• Work instructions
Restate the complete material exactly.

Collected data entries:
##############################
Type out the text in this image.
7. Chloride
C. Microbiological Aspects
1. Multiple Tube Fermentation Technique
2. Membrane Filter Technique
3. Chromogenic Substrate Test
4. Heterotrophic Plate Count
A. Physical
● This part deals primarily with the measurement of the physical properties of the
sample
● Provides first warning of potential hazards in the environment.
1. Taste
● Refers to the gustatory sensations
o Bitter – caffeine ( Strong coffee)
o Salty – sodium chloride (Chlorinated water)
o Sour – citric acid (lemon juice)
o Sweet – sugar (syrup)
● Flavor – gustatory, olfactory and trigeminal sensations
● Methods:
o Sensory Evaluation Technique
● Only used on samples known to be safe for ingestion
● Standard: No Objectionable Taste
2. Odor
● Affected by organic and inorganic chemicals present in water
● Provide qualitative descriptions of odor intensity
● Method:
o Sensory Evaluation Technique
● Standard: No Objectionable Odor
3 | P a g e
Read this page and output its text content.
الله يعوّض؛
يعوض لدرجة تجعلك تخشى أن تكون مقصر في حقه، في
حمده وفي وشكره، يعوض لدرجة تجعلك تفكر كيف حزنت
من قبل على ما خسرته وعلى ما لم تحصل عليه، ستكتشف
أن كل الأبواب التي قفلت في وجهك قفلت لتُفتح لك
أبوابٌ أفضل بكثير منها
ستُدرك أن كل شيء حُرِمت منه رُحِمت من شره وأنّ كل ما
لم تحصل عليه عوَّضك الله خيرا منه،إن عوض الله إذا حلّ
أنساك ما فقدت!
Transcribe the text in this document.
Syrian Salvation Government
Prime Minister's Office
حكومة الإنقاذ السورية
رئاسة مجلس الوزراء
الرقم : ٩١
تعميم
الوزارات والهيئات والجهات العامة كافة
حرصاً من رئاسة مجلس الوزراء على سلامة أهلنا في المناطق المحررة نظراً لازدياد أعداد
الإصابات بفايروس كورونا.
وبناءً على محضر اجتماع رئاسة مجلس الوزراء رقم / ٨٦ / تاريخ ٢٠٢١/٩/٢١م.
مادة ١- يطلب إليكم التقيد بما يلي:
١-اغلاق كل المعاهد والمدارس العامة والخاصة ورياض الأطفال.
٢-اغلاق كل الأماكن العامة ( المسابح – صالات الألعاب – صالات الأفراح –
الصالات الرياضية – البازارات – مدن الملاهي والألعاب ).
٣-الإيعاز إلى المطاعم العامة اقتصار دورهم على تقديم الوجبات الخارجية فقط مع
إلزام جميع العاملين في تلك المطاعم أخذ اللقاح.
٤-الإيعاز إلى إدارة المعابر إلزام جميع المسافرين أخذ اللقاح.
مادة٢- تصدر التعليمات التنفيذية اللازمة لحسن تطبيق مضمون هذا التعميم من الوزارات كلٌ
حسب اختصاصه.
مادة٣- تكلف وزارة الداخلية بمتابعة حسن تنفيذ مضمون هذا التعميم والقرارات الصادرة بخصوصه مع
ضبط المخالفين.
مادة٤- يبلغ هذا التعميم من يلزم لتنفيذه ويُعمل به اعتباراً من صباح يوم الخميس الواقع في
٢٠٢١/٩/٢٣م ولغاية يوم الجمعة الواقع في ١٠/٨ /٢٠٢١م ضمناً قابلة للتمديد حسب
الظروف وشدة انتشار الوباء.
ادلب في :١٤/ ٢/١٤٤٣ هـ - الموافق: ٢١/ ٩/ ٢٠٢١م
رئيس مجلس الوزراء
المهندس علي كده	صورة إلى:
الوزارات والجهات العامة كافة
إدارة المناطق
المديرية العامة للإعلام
##############################
• Output of the exercise
Type out the text in this image.
7. Chloride
C. Microbiological Aspects
1. Multiple Tube Fermentation Technique
2. Membrane Filter Technique
3. Chromogenic Substrate Test
4. Heterotrophic Plate Count
A. Physical
● This part deals primarily with the measurement of the physical properties of the
sample
● Provides first warning of potential hazards in the environment.
1. Taste
● Refers to the gustatory sensations
o Bitter – caffeine ( Strong coffee)
o Salty – sodium chloride (Chlorinated water)
o Sour – citric acid (lemon juice)
o Sweet – sugar (syrup)
● Flavor – gustatory, olfactory and trigeminal sensations
● Methods:
o Sensory Evaluation Technique
● Only used on samples known to be safe for ingestion
● Standard: No Objectionable Taste
2. Odor
● Affected by organic and inorganic chemicals present in water
● Provide qualitative descriptions of odor intensity
● Method:
o Sensory Evaluation Technique
● Standard: No Objectionable Odor
3 | P a g e
Read this page and output its text content.
الله يعوّض؛
يعوض لدرجة تجعلك تخشى أن تكون مقصر في حقه، في
حمده وفي وشكره، يعوض لدرجة تجعلك تفكر كيف حزنت
من قبل على ما خسرته وعلى ما لم تحصل عليه، ستكتشف
أن كل الأبواب التي قفلت في وجهك قفلت لتُفتح لك
أبوابٌ أفضل بكثير منها
ستُدرك أن كل شيء حُرِمت منه رُحِمت من شره وأنّ كل ما
لم تحصل عليه عوَّضك الله خيرا منه،إن عوض الله إذا حلّ
أنساك ما فقدت!
Transcribe the text in this document.
Syrian Salvation Government
Prime Minister's Office
حكومة الإنقاذ السورية
رئاسة مجلس الوزراء
الرقم : ٩١
تعميم
الوزارات والهيئات والجهات العامة كافة
حرصاً من رئاسة مجلس الوزراء على سلامة أهلنا في المناطق المحررة نظراً لازدياد أعداد
الإصابات بفايروس كورونا.
وبناءً على محضر اجتماع رئاسة مجلس الوزراء رقم / ٨٦ / تاريخ ٢٠٢١/٩/٢١م.
مادة ١- يطلب إليكم التقيد بما يلي:
١-اغلاق كل المعاهد والمدارس العامة والخاصة ورياض الأطفال.
٢-اغلاق كل الأماكن العامة ( المسابح – صالات الألعاب – صالات الأفراح –
الصالات الرياضية – البازارات – مدن الملاهي والألعاب ).
٣-الإيعاز إلى المطاعم العامة اقتصار دورهم على تقديم الوجبات الخارجية فقط مع
إلزام جميع العاملين في تلك المطاعم أخذ اللقاح.
٤-الإيعاز إلى إدارة المعابر إلزام جميع المسافرين أخذ اللقاح.
مادة٢- تصدر التعليمات التنفيذية اللازمة لحسن تطبيق مضمون هذا التعميم من الوزارات كلٌ
حسب اختصاصه.
مادة٣- تكلف وزارة الداخلية بمتابعة حسن تنفيذ مضمون هذا التعميم والقرارات الصادرة بخصوصه مع
ضبط المخالفين.
مادة٤- يبلغ هذا التعميم من يلزم لتنفيذه ويُعمل به اعتباراً من صباح يوم الخميس الواقع في
٢٠٢١/٩/٢٣م ولغاية يوم الجمعة الواقع في ١٠/٨ /٢٠٢١م ضمناً قابلة للتمديد حسب
الظروف وشدة انتشار الوباء.
ادلب في :١٤/ ٢/١٤٤٣ هـ - الموافق: ٢١/ ٩/ ٢٠٢١م
رئيس مجلس الوزراء
المهندس علي كده	صورة إلى:
الوزارات والجهات العامة كافة
إدارة المناطق
المديرية العامة للإعلام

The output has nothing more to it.